> _Required task_: Rewrite every listing with each "[interactable]" swapped for "[clickable]" and nothing else changed. Omit the pictures.
+ + +
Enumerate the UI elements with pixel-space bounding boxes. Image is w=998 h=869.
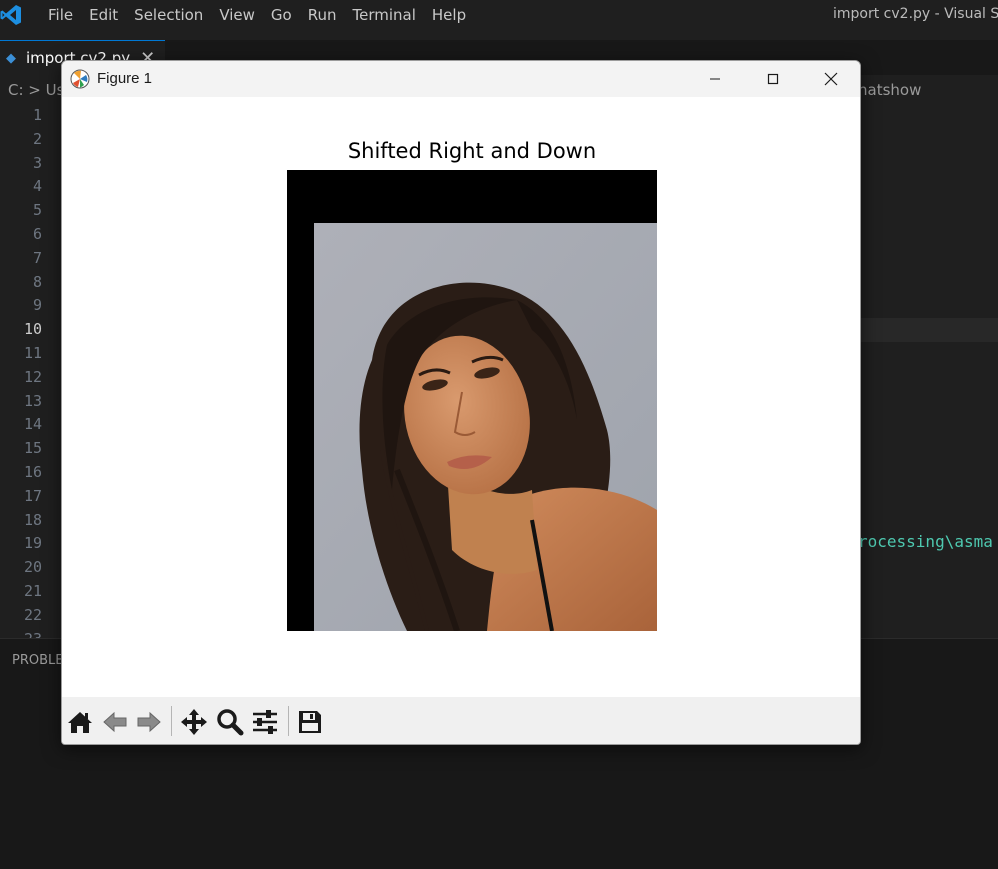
- current-line-highlight: [860, 318, 998, 342]
- line-number: 19: [23, 534, 42, 553]
- menu-view[interactable]: View: [211, 6, 263, 24]
- window-title: import cv2.py - Visual Stu: [833, 6, 998, 22]
- menu-edit[interactable]: Edit: [81, 6, 126, 24]
- toolbar-separator: [171, 706, 172, 736]
- line-number: 16: [23, 462, 42, 481]
- line-number: 20: [23, 558, 42, 577]
- toolbar-separator: [288, 706, 289, 736]
- line-number: 10: [23, 320, 42, 339]
- menu-go[interactable]: Go: [263, 6, 300, 24]
- menu-bar: File Edit Selection View Go Run Terminal…: [0, 0, 998, 30]
- line-number: 21: [23, 581, 42, 600]
- shifted-image: [287, 170, 657, 631]
- back-button[interactable]: [100, 707, 130, 737]
- matplotlib-app-icon: [70, 69, 90, 89]
- line-number: 22: [23, 605, 42, 624]
- menu-help[interactable]: Help: [424, 6, 474, 24]
- figure-title: Figure 1: [97, 70, 153, 87]
- close-icon: [824, 72, 838, 86]
- line-number: 9: [32, 296, 42, 315]
- line-number: 7: [32, 248, 42, 267]
- vscode-logo-icon: [0, 4, 22, 26]
- line-number: 5: [32, 201, 42, 220]
- plot-title: Shifted Right and Down: [347, 139, 597, 163]
- figure-titlebar[interactable]: Figure 1: [62, 61, 860, 97]
- pan-button[interactable]: [179, 707, 209, 737]
- line-number: 18: [23, 510, 42, 529]
- line-number: 12: [23, 367, 42, 386]
- menu-run[interactable]: Run: [300, 6, 345, 24]
- breadcrumb-symbol[interactable]: natshow: [858, 81, 921, 99]
- line-number: 17: [23, 486, 42, 505]
- forward-icon: [137, 711, 161, 733]
- home-button[interactable]: [65, 707, 95, 737]
- code-text: rocessing\asma: [858, 532, 993, 551]
- save-icon: [299, 711, 321, 733]
- python-file-icon: ◆: [6, 50, 16, 66]
- line-number-gutter: 1234567891011121314151617181920212223: [0, 104, 48, 651]
- line-number: 8: [32, 272, 42, 291]
- menu-items: File Edit Selection View Go Run Terminal…: [40, 6, 474, 24]
- home-icon: [68, 712, 92, 733]
- pan-icon: [181, 709, 207, 735]
- minimize-icon: [710, 78, 720, 80]
- line-number: 15: [23, 439, 42, 458]
- forward-button[interactable]: [134, 707, 164, 737]
- line-number: 1: [32, 106, 42, 124]
- line-number: 13: [23, 391, 42, 410]
- line-number: 4: [32, 177, 42, 196]
- line-number: 3: [32, 153, 42, 172]
- navigation-toolbar: [62, 697, 860, 744]
- figure-window: Figure 1 Shifted Right and Down: [61, 60, 861, 745]
- maximize-icon: [767, 73, 779, 85]
- menu-file[interactable]: File: [40, 6, 81, 24]
- line-number: 2: [32, 129, 42, 148]
- menu-terminal[interactable]: Terminal: [345, 6, 424, 24]
- portrait-photo: [287, 170, 657, 631]
- configure-icon: [253, 710, 277, 734]
- maximize-button[interactable]: [744, 61, 802, 97]
- figure-canvas[interactable]: Shifted Right and Down: [62, 97, 860, 697]
- zoom-icon: [217, 709, 244, 736]
- line-number: 6: [32, 224, 42, 243]
- configure-subplots-button[interactable]: [250, 707, 280, 737]
- minimize-button[interactable]: [686, 61, 744, 97]
- panel-tab-problems[interactable]: PROBLE: [12, 653, 63, 668]
- menu-selection[interactable]: Selection: [126, 6, 211, 24]
- back-icon: [103, 711, 127, 733]
- line-number: 11: [23, 343, 42, 362]
- close-button[interactable]: [802, 61, 860, 97]
- breadcrumb-path[interactable]: C: > Us: [8, 81, 64, 99]
- zoom-button[interactable]: [215, 707, 245, 737]
- save-button[interactable]: [295, 707, 325, 737]
- line-number: 14: [23, 415, 42, 434]
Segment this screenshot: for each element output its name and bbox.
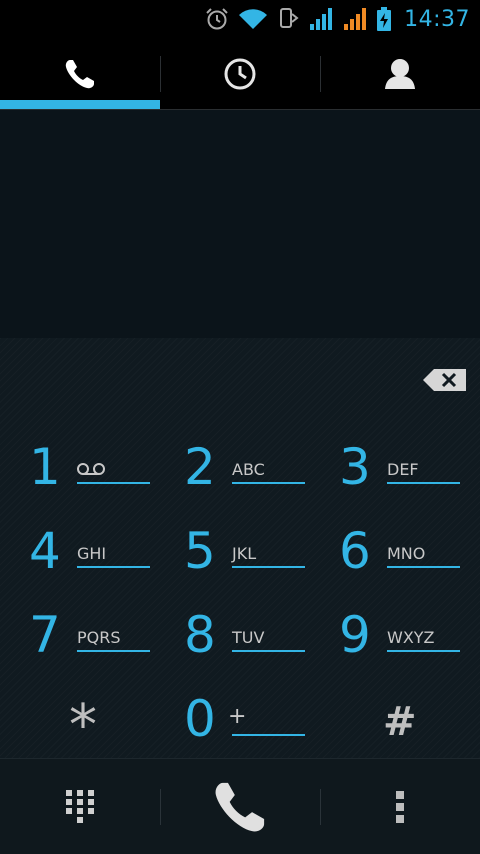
+ + +
> _Reply_:
Enumerate the UI elements with pixel-space bounding boxes. Image is w=998 h=869.
- current-line-highlight: [860, 318, 998, 342]
- line-number: 19: [23, 534, 42, 553]
- menu-view[clickable]: View: [211, 6, 263, 24]
- window-title: import cv2.py - Visual Stu: [833, 6, 998, 22]
- menu-edit[clickable]: Edit: [81, 6, 126, 24]
- toolbar-separator: [171, 706, 172, 736]
- line-number: 16: [23, 462, 42, 481]
- line-number: 20: [23, 558, 42, 577]
- toolbar-separator: [288, 706, 289, 736]
- line-number: 10: [23, 320, 42, 339]
- menu-go[clickable]: Go: [263, 6, 300, 24]
- menu-bar: File Edit Selection View Go Run Terminal…: [0, 0, 998, 30]
- line-number: 21: [23, 581, 42, 600]
- shifted-image: [287, 170, 657, 631]
- back-button[clickable]: [100, 707, 130, 737]
- matplotlib-app-icon: [70, 69, 90, 89]
- line-number: 22: [23, 605, 42, 624]
- menu-help[clickable]: Help: [424, 6, 474, 24]
- figure-title: Figure 1: [97, 70, 153, 87]
- close-icon: [824, 72, 838, 86]
- line-number: 9: [32, 296, 42, 315]
- line-number: 7: [32, 248, 42, 267]
- vscode-logo-icon: [0, 4, 22, 26]
- line-number: 5: [32, 201, 42, 220]
- plot-title: Shifted Right and Down: [347, 139, 597, 163]
- figure-titlebar[clickable]: Figure 1: [62, 61, 860, 97]
- pan-button[clickable]: [179, 707, 209, 737]
- line-number: 18: [23, 510, 42, 529]
- line-number: 12: [23, 367, 42, 386]
- menu-run[clickable]: Run: [300, 6, 345, 24]
- breadcrumb-symbol[clickable]: natshow: [858, 81, 921, 99]
- line-number: 17: [23, 486, 42, 505]
- forward-icon: [137, 711, 161, 733]
- home-button[clickable]: [65, 707, 95, 737]
- code-text: rocessing\asma: [858, 532, 993, 551]
- save-icon: [299, 711, 321, 733]
- python-file-icon: ◆: [6, 50, 16, 66]
- line-number-gutter: 1234567891011121314151617181920212223: [0, 104, 48, 651]
- line-number: 8: [32, 272, 42, 291]
- menu-items: File Edit Selection View Go Run Terminal…: [40, 6, 474, 24]
- home-icon: [68, 712, 92, 733]
- pan-icon: [181, 709, 207, 735]
- minimize-icon: [710, 78, 720, 80]
- line-number: 15: [23, 439, 42, 458]
- forward-button[clickable]: [134, 707, 164, 737]
- line-number: 1: [32, 106, 42, 124]
- line-number: 13: [23, 391, 42, 410]
- line-number: 4: [32, 177, 42, 196]
- line-number: 3: [32, 153, 42, 172]
- navigation-toolbar: [62, 697, 860, 744]
- figure-window: Figure 1 Shifted Right and Down: [61, 60, 861, 745]
- maximize-icon: [767, 73, 779, 85]
- menu-file[clickable]: File: [40, 6, 81, 24]
- line-number: 2: [32, 129, 42, 148]
- menu-terminal[clickable]: Terminal: [345, 6, 424, 24]
- portrait-photo: [287, 170, 657, 631]
- configure-icon: [253, 710, 277, 734]
- maximize-button[clickable]: [744, 61, 802, 97]
- figure-canvas[clickable]: Shifted Right and Down: [62, 97, 860, 697]
- zoom-icon: [217, 709, 244, 736]
- line-number: 6: [32, 224, 42, 243]
- configure-subplots-button[clickable]: [250, 707, 280, 737]
- minimize-button[clickable]: [686, 61, 744, 97]
- panel-tab-problems[clickable]: PROBLE: [12, 653, 63, 668]
- menu-selection[clickable]: Selection: [126, 6, 211, 24]
- back-icon: [103, 711, 127, 733]
- line-number: 11: [23, 343, 42, 362]
- close-button[clickable]: [802, 61, 860, 97]
- breadcrumb-path[clickable]: C: > Us: [8, 81, 64, 99]
- zoom-button[clickable]: [215, 707, 245, 737]
- save-button[clickable]: [295, 707, 325, 737]
- line-number: 14: [23, 415, 42, 434]
Segment this screenshot: for each element output its name and bbox.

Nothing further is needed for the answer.